--- BEGIN ---
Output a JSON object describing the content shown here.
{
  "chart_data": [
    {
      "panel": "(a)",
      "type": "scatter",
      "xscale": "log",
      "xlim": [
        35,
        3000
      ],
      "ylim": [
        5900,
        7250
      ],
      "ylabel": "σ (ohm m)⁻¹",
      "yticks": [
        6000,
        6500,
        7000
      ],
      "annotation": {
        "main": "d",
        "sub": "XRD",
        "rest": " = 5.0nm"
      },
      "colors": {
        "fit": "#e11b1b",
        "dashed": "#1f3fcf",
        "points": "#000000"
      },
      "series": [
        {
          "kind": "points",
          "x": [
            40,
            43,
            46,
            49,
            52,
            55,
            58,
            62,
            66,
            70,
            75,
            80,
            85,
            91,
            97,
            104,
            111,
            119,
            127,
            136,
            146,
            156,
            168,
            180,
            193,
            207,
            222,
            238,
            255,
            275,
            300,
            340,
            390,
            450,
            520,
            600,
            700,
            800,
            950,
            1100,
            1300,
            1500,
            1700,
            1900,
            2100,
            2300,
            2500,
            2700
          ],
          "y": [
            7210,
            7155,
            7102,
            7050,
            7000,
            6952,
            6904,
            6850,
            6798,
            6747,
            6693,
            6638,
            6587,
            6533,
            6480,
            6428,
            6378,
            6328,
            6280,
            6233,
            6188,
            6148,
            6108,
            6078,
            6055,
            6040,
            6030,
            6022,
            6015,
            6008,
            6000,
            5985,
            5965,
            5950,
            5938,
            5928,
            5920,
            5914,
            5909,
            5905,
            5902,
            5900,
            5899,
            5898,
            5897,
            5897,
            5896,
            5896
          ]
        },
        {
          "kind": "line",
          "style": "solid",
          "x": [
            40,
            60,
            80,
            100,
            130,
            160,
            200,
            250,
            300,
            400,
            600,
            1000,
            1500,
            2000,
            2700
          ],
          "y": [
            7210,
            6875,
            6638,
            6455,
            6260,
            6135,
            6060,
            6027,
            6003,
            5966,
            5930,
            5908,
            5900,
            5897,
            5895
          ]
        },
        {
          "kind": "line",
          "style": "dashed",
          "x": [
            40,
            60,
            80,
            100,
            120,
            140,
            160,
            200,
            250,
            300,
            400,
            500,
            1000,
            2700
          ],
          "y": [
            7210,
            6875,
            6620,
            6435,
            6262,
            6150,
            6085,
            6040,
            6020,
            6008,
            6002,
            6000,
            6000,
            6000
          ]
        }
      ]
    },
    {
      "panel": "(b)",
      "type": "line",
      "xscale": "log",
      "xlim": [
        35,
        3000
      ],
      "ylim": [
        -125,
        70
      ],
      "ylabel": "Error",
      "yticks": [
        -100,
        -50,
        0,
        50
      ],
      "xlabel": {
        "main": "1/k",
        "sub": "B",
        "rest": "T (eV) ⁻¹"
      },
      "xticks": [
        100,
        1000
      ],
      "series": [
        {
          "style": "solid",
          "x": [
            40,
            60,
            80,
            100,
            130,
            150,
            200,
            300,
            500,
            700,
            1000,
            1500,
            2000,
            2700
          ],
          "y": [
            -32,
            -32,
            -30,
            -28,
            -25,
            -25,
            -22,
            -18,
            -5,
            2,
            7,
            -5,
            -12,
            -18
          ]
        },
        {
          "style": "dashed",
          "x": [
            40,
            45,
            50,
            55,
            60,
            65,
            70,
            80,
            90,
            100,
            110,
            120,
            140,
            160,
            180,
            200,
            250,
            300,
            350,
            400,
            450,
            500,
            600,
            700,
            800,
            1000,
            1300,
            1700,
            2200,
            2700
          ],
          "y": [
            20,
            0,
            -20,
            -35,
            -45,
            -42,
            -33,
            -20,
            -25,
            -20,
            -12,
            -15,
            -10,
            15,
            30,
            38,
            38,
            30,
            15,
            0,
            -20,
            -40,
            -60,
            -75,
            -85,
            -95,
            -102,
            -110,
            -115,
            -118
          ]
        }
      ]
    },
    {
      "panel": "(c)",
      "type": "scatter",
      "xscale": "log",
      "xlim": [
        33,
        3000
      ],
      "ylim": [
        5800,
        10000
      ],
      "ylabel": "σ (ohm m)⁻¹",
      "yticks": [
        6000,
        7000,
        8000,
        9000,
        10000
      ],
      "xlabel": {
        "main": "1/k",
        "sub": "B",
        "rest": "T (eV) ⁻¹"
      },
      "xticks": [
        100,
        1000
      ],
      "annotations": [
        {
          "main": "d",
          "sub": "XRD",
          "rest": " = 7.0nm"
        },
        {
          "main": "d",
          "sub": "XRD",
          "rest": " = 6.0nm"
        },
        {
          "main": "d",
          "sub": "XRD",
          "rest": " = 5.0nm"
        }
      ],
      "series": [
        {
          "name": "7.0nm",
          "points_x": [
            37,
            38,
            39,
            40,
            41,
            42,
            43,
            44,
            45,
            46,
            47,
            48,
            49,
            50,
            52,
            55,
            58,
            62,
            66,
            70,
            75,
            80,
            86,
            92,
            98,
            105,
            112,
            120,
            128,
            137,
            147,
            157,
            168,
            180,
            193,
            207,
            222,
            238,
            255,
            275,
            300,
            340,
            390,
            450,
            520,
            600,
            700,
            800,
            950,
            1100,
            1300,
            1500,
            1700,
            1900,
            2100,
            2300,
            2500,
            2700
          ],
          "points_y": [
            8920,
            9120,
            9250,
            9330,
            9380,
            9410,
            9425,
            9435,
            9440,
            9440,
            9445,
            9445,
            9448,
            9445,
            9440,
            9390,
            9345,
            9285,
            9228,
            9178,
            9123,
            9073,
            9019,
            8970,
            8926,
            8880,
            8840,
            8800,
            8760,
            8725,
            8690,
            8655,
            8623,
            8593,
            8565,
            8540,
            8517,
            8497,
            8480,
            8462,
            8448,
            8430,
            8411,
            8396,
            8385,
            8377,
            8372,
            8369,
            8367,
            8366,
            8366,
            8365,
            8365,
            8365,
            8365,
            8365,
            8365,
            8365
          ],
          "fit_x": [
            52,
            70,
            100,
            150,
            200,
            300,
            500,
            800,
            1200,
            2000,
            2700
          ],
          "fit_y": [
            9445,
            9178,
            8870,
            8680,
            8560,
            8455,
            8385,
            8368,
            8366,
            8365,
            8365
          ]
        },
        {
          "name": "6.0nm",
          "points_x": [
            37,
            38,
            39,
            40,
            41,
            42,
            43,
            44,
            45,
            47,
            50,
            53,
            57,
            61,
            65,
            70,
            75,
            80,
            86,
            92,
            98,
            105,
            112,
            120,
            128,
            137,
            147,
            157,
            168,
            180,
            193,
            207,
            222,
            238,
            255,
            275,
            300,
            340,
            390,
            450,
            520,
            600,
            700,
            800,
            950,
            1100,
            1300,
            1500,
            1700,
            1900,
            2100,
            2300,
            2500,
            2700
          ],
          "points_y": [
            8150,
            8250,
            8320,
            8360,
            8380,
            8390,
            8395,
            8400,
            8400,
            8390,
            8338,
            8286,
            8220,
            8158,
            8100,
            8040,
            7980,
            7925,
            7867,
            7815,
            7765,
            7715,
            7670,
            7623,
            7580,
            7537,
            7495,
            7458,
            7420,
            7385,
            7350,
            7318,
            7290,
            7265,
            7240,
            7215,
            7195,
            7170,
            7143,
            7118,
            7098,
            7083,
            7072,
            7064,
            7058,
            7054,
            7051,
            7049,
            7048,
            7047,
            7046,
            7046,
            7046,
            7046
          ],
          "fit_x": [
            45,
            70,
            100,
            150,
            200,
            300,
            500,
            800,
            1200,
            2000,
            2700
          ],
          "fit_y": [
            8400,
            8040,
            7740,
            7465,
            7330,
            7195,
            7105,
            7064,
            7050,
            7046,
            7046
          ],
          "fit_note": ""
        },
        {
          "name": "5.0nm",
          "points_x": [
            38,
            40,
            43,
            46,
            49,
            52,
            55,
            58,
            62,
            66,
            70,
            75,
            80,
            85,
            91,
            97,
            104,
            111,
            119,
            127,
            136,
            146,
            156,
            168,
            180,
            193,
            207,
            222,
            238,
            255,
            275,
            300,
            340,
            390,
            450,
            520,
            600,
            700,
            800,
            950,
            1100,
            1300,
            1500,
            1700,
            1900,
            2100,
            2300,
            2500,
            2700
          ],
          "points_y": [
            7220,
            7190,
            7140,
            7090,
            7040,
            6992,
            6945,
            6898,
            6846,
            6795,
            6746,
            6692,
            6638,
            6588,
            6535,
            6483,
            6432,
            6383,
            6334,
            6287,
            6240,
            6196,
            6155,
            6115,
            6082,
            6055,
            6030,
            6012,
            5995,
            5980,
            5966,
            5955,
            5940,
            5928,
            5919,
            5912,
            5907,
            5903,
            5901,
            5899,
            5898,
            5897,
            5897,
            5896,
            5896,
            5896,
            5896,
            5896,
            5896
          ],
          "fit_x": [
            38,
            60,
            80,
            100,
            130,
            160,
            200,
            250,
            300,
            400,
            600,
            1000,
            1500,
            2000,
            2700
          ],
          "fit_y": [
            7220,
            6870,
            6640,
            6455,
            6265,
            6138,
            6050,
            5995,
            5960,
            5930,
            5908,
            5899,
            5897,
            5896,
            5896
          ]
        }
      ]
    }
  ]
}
--- END ---
• [Exercise task]:
Check each line above for the word "rest", and copy the lines where it appears.

• [Exercise result]:
        "rest": " = 5.0nm"
        "rest": "T (eV) ⁻¹"
        "rest": "T (eV) ⁻¹"
          "rest": " = 7.0nm"
          "rest": " = 6.0nm"
          "rest": " = 5.0nm"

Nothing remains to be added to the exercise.